*Short exercise*
Write out the data again in full, exactly as it reads.

[Stored data entries]

◆ ◆ ◆ ◆ ◆ ◆ ◆

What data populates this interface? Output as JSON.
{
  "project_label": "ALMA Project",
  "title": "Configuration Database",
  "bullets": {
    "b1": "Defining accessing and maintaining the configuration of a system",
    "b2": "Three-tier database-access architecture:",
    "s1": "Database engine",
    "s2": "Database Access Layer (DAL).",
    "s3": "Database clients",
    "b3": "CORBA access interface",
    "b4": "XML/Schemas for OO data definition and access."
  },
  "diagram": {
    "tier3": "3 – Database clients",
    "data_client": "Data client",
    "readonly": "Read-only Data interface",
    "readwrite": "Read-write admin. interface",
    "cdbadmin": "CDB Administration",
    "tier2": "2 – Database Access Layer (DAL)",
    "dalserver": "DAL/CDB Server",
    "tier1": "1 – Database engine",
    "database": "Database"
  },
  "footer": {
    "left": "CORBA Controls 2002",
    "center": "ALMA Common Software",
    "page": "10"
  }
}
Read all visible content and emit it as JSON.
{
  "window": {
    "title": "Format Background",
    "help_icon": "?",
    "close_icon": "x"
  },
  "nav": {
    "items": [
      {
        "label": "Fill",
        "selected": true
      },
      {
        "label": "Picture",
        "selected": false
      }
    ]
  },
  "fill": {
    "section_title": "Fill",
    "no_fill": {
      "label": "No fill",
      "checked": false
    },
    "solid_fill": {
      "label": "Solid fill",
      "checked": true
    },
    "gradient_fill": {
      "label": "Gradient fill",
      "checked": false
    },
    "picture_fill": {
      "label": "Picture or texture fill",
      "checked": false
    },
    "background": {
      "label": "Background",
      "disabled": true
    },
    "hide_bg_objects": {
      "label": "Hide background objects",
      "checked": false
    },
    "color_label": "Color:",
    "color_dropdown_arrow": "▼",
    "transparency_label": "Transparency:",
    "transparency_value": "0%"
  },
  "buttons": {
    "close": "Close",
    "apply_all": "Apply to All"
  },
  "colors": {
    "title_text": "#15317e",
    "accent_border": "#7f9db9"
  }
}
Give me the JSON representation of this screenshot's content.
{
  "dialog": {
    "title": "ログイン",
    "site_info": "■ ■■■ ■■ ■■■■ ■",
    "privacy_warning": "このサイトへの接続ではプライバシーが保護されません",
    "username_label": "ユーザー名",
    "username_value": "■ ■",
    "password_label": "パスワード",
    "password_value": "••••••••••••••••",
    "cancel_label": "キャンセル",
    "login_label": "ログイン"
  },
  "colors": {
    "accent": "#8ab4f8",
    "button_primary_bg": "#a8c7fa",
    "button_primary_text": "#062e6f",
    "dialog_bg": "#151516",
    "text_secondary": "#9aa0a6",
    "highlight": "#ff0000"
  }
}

◆ ◆ ◆ ◆ ◆ ◆ ◆

*Full response*
What data populates this interface? Output as JSON.
{
  "project_label": "ALMA Project",
  "title": "Configuration Database",
  "bullets": {
    "b1": "Defining accessing and maintaining the configuration of a system",
    "b2": "Three-tier database-access architecture:",
    "s1": "Database engine",
    "s2": "Database Access Layer (DAL).",
    "s3": "Database clients",
    "b3": "CORBA access interface",
    "b4": "XML/Schemas for OO data definition and access."
  },
  "diagram": {
    "tier3": "3 – Database clients",
    "data_client": "Data client",
    "readonly": "Read-only Data interface",
    "readwrite": "Read-write admin. interface",
    "cdbadmin": "CDB Administration",
    "tier2": "2 – Database Access Layer (DAL)",
    "dalserver": "DAL/CDB Server",
    "tier1": "1 – Database engine",
    "database": "Database"
  },
  "footer": {
    "left": "CORBA Controls 2002",
    "center": "ALMA Common Software",
    "page": "10"
  }
}
Read all visible content and emit it as JSON.
{
  "window": {
    "title": "Format Background",
    "help_icon": "?",
    "close_icon": "x"
  },
  "nav": {
    "items": [
      {
        "label": "Fill",
        "selected": true
      },
      {
        "label": "Picture",
        "selected": false
      }
    ]
  },
  "fill": {
    "section_title": "Fill",
    "no_fill": {
      "label": "No fill",
      "checked": false
    },
    "solid_fill": {
      "label": "Solid fill",
      "checked": true
    },
    "gradient_fill": {
      "label": "Gradient fill",
      "checked": false
    },
    "picture_fill": {
      "label": "Picture or texture fill",
      "checked": false
    },
    "background": {
      "label": "Background",
      "disabled": true
    },
    "hide_bg_objects": {
      "label": "Hide background objects",
      "checked": false
    },
    "color_label": "Color:",
    "color_dropdown_arrow": "▼",
    "transparency_label": "Transparency:",
    "transparency_value": "0%"
  },
  "buttons": {
    "close": "Close",
    "apply_all": "Apply to All"
  },
  "colors": {
    "title_text": "#15317e",
    "accent_border": "#7f9db9"
  }
}
Give me the JSON representation of this screenshot's content.
{
  "dialog": {
    "title": "ログイン",
    "site_info": "■ ■■■ ■■ ■■■■ ■",
    "privacy_warning": "このサイトへの接続ではプライバシーが保護されません",
    "username_label": "ユーザー名",
    "username_value": "■ ■",
    "password_label": "パスワード",
    "password_value": "••••••••••••••••",
    "cancel_label": "キャンセル",
    "login_label": "ログイン"
  },
  "colors": {
    "accent": "#8ab4f8",
    "button_primary_bg": "#a8c7fa",
    "button_primary_text": "#062e6f",
    "dialog_bg": "#151516",
    "text_secondary": "#9aa0a6",
    "highlight": "#ff0000"
  }
}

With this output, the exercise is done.